> [Set exercise]
Extract all lines that hold the string "color".

(A run of records)
---+---

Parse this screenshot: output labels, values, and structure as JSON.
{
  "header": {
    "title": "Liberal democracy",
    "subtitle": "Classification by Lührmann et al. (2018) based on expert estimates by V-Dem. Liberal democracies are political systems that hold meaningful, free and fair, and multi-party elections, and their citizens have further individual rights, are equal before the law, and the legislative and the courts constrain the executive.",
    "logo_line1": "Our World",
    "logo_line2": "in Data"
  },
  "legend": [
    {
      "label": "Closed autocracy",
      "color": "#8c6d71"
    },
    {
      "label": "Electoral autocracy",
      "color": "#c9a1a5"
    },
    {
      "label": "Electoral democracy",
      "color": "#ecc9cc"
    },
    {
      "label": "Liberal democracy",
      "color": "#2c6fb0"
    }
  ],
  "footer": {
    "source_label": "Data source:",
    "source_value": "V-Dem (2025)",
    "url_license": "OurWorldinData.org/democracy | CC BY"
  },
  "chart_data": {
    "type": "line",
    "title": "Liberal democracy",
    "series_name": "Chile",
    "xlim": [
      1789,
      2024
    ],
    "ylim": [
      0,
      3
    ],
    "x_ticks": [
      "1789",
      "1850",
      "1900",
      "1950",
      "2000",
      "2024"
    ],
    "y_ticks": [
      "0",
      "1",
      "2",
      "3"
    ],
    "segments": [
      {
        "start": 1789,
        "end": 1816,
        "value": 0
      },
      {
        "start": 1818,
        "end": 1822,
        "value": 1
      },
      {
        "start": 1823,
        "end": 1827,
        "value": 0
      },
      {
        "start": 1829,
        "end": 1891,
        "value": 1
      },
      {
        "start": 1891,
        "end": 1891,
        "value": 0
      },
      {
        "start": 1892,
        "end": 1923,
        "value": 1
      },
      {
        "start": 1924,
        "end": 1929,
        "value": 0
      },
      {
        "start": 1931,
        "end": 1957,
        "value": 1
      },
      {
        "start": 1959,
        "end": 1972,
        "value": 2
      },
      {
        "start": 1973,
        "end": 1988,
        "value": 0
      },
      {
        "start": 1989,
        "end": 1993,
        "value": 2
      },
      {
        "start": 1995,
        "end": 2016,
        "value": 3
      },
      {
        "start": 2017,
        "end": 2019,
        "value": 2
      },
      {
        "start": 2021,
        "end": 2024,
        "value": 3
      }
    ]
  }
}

---+---

> [Task response]
      "color": "#8c6d71"
      "color": "#c9a1a5"
      "color": "#ecc9cc"
      "color": "#2c6fb0"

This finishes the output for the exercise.